Problem requirements: Print the data exactly, leaving nothing out.

# # # # # # #

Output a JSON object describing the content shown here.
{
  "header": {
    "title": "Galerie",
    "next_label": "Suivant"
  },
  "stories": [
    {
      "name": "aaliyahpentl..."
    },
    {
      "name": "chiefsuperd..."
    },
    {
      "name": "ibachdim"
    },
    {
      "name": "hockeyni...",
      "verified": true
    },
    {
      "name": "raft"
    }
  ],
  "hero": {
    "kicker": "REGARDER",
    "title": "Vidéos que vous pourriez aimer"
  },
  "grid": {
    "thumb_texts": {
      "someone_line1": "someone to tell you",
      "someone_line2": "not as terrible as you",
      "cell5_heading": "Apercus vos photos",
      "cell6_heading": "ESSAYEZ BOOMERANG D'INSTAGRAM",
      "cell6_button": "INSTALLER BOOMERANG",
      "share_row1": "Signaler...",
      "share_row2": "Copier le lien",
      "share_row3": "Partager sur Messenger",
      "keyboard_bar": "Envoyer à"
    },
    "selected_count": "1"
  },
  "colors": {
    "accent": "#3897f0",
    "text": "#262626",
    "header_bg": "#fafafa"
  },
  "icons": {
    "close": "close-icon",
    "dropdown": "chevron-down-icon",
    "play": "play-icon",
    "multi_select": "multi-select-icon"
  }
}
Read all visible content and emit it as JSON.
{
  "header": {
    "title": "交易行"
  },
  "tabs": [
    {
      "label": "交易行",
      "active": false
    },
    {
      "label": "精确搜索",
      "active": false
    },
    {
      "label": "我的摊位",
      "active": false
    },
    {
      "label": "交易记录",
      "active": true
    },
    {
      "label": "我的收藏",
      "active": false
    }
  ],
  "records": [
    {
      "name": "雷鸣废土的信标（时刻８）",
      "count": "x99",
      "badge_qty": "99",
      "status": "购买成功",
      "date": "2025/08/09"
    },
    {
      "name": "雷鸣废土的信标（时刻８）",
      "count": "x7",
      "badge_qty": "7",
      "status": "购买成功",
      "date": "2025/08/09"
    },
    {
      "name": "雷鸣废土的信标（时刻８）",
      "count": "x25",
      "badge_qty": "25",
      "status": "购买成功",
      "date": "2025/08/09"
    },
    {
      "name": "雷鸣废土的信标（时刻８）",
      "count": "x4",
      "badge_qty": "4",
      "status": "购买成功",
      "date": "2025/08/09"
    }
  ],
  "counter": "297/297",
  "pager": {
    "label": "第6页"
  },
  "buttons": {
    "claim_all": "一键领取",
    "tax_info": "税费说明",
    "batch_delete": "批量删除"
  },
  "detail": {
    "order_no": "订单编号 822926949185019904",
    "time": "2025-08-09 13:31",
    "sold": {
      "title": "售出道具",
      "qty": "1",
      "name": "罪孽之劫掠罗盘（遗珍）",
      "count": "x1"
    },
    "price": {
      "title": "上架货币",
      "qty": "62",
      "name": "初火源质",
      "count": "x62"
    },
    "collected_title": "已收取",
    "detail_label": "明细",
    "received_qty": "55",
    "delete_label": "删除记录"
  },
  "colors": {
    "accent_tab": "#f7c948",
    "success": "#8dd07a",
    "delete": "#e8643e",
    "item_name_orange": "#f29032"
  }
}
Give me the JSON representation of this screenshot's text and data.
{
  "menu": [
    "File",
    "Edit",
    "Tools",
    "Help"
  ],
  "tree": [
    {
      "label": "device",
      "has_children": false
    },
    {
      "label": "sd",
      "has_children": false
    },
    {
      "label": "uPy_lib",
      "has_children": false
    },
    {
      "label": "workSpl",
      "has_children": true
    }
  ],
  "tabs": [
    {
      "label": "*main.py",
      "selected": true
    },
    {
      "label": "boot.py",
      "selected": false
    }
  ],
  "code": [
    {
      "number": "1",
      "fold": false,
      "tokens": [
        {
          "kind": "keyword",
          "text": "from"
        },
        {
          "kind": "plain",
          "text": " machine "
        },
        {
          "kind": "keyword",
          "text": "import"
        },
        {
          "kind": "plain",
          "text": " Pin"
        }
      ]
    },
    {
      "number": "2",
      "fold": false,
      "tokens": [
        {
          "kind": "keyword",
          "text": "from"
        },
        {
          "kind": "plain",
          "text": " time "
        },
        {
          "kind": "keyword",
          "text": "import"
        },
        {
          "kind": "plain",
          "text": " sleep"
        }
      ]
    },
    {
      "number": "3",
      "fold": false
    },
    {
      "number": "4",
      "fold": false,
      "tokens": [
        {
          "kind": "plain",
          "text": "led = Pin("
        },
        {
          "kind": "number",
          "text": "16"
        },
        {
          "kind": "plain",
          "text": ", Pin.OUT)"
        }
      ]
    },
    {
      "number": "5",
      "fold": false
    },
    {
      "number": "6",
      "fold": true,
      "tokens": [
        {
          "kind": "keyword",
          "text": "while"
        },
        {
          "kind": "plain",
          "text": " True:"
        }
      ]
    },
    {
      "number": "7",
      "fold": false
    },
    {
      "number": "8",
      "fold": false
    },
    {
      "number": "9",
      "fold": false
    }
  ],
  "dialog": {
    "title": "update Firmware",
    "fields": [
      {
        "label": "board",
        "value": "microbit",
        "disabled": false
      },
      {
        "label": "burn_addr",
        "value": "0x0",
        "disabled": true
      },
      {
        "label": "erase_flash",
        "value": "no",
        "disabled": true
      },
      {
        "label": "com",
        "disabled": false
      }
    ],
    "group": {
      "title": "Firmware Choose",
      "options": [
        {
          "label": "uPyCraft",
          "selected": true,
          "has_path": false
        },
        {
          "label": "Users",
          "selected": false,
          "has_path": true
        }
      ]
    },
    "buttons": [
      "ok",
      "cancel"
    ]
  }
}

# # # # # # #

Exercise output:
Output a JSON object describing the content shown here.
{
  "header": {
    "title": "Galerie",
    "next_label": "Suivant"
  },
  "stories": [
    {
      "name": "aaliyahpentl..."
    },
    {
      "name": "chiefsuperd..."
    },
    {
      "name": "ibachdim"
    },
    {
      "name": "hockeyni...",
      "verified": true
    },
    {
      "name": "raft"
    }
  ],
  "hero": {
    "kicker": "REGARDER",
    "title": "Vidéos que vous pourriez aimer"
  },
  "grid": {
    "thumb_texts": {
      "someone_line1": "someone to tell you",
      "someone_line2": "not as terrible as you",
      "cell5_heading": "Apercus vos photos",
      "cell6_heading": "ESSAYEZ BOOMERANG D'INSTAGRAM",
      "cell6_button": "INSTALLER BOOMERANG",
      "share_row1": "Signaler...",
      "share_row2": "Copier le lien",
      "share_row3": "Partager sur Messenger",
      "keyboard_bar": "Envoyer à"
    },
    "selected_count": "1"
  },
  "colors": {
    "accent": "#3897f0",
    "text": "#262626",
    "header_bg": "#fafafa"
  },
  "icons": {
    "close": "close-icon",
    "dropdown": "chevron-down-icon",
    "play": "play-icon",
    "multi_select": "multi-select-icon"
  }
}
Read all visible content and emit it as JSON.
{
  "header": {
    "title": "交易行"
  },
  "tabs": [
    {
      "label": "交易行",
      "active": false
    },
    {
      "label": "精确搜索",
      "active": false
    },
    {
      "label": "我的摊位",
      "active": false
    },
    {
      "label": "交易记录",
      "active": true
    },
    {
      "label": "我的收藏",
      "active": false
    }
  ],
  "records": [
    {
      "name": "雷鸣废土的信标（时刻８）",
      "count": "x99",
      "badge_qty": "99",
      "status": "购买成功",
      "date": "2025/08/09"
    },
    {
      "name": "雷鸣废土的信标（时刻８）",
      "count": "x7",
      "badge_qty": "7",
      "status": "购买成功",
      "date": "2025/08/09"
    },
    {
      "name": "雷鸣废土的信标（时刻８）",
      "count": "x25",
      "badge_qty": "25",
      "status": "购买成功",
      "date": "2025/08/09"
    },
    {
      "name": "雷鸣废土的信标（时刻８）",
      "count": "x4",
      "badge_qty": "4",
      "status": "购买成功",
      "date": "2025/08/09"
    }
  ],
  "counter": "297/297",
  "pager": {
    "label": "第6页"
  },
  "buttons": {
    "claim_all": "一键领取",
    "tax_info": "税费说明",
    "batch_delete": "批量删除"
  },
  "detail": {
    "order_no": "订单编号 822926949185019904",
    "time": "2025-08-09 13:31",
    "sold": {
      "title": "售出道具",
      "qty": "1",
      "name": "罪孽之劫掠罗盘（遗珍）",
      "count": "x1"
    },
    "price": {
      "title": "上架货币",
      "qty": "62",
      "name": "初火源质",
      "count": "x62"
    },
    "collected_title": "已收取",
    "detail_label": "明细",
    "received_qty": "55",
    "delete_label": "删除记录"
  },
  "colors": {
    "accent_tab": "#f7c948",
    "success": "#8dd07a",
    "delete": "#e8643e",
    "item_name_orange": "#f29032"
  }
}
Give me the JSON representation of this screenshot's text and data.
{
  "menu": [
    "File",
    "Edit",
    "Tools",
    "Help"
  ],
  "tree": [
    {
      "label": "device",
      "has_children": false
    },
    {
      "label": "sd",
      "has_children": false
    },
    {
      "label": "uPy_lib",
      "has_children": false
    },
    {
      "label": "workSpl",
      "has_children": true
    }
  ],
  "tabs": [
    {
      "label": "*main.py",
      "selected": true
    },
    {
      "label": "boot.py",
      "selected": false
    }
  ],
  "code": [
    {
      "number": "1",
      "fold": false,
      "tokens": [
        {
          "kind": "keyword",
          "text": "from"
        },
        {
          "kind": "plain",
          "text": " machine "
        },
        {
          "kind": "keyword",
          "text": "import"
        },
        {
          "kind": "plain",
          "text": " Pin"
        }
      ]
    },
    {
      "number": "2",
      "fold": false,
      "tokens": [
        {
          "kind": "keyword",
          "text": "from"
        },
        {
          "kind": "plain",
          "text": " time "
        },
        {
          "kind": "keyword",
          "text": "import"
        },
        {
          "kind": "plain",
          "text": " sleep"
        }
      ]
    },
    {
      "number": "3",
      "fold": false
    },
    {
      "number": "4",
      "fold": false,
      "tokens": [
        {
          "kind": "plain",
          "text": "led = Pin("
        },
        {
          "kind": "number",
          "text": "16"
        },
        {
          "kind": "plain",
          "text": ", Pin.OUT)"
        }
      ]
    },
    {
      "number": "5",
      "fold": false
    },
    {
      "number": "6",
      "fold": true,
      "tokens": [
        {
          "kind": "keyword",
          "text": "while"
        },
        {
          "kind": "plain",
          "text": " True:"
        }
      ]
    },
    {
      "number": "7",
      "fold": false
    },
    {
      "number": "8",
      "fold": false
    },
    {
      "number": "9",
      "fold": false
    }
  ],
  "dialog": {
    "title": "update Firmware",
    "fields": [
      {
        "label": "board",
        "value": "microbit",
        "disabled": false
      },
      {
        "label": "burn_addr",
        "value": "0x0",
        "disabled": true
      },
      {
        "label": "erase_flash",
        "value": "no",
        "disabled": true
      },
      {
        "label": "com",
        "disabled": false
      }
    ],
    "group": {
      "title": "Firmware Choose",
      "options": [
        {
          "label": "uPyCraft",
          "selected": true,
          "has_path": false
        },
        {
          "label": "Users",
          "selected": false,
          "has_path": true
        }
      ]
    },
    "buttons": [
      "ok",
      "cancel"
    ]
  }
}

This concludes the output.